Look through the data and write out every line with the word "this" in it.

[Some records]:
-- Start --
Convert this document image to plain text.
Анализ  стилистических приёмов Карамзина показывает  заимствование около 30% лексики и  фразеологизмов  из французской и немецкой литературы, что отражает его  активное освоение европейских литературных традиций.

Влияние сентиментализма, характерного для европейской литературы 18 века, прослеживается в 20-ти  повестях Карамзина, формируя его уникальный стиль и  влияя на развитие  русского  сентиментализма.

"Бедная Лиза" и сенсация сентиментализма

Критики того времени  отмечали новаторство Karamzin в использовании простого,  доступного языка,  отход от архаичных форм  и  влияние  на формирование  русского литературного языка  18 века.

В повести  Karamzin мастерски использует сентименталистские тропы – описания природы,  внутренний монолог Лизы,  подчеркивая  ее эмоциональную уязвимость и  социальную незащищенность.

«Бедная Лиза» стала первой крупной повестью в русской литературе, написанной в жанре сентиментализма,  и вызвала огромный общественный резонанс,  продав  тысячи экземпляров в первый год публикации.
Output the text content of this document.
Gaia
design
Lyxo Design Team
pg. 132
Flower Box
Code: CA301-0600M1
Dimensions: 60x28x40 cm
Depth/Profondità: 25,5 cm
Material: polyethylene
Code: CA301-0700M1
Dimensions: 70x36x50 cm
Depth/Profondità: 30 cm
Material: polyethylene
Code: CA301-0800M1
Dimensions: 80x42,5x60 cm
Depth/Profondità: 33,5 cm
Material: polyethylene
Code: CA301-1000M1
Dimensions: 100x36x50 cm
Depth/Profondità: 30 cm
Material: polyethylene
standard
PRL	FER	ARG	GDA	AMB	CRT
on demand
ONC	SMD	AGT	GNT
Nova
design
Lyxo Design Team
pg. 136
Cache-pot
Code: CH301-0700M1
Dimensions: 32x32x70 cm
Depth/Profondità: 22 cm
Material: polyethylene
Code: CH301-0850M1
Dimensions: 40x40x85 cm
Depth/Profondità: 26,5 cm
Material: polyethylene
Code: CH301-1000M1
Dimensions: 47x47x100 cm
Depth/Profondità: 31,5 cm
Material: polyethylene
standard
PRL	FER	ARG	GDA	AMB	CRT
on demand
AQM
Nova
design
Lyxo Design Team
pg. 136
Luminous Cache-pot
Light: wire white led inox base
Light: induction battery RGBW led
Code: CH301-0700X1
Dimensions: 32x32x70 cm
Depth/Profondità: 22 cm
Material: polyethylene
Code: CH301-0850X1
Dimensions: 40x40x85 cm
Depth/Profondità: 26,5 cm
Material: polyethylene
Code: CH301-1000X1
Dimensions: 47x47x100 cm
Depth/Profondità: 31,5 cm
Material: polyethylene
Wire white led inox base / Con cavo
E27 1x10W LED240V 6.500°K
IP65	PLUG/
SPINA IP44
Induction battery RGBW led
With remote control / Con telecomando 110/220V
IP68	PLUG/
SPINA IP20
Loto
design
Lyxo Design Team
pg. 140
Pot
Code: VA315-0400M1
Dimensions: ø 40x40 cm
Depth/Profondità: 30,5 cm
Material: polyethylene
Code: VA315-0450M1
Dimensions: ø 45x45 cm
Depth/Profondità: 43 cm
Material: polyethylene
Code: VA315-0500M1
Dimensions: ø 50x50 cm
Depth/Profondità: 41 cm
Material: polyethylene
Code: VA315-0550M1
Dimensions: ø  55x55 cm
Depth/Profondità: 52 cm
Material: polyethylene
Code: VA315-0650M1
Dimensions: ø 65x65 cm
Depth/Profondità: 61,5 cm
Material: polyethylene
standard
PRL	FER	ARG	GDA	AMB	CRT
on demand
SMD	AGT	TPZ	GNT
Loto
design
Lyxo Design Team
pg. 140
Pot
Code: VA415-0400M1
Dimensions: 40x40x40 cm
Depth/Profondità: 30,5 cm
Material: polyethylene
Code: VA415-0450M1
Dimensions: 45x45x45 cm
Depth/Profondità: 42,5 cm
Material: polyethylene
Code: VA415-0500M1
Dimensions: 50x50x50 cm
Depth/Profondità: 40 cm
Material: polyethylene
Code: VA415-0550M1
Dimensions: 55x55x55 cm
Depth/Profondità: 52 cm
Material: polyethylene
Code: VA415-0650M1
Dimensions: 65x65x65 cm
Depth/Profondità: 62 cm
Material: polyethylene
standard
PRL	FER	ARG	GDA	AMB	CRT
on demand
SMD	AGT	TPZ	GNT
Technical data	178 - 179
-- End --
[Answer]:
Convert this document image to plain text.
Output the text content of this document.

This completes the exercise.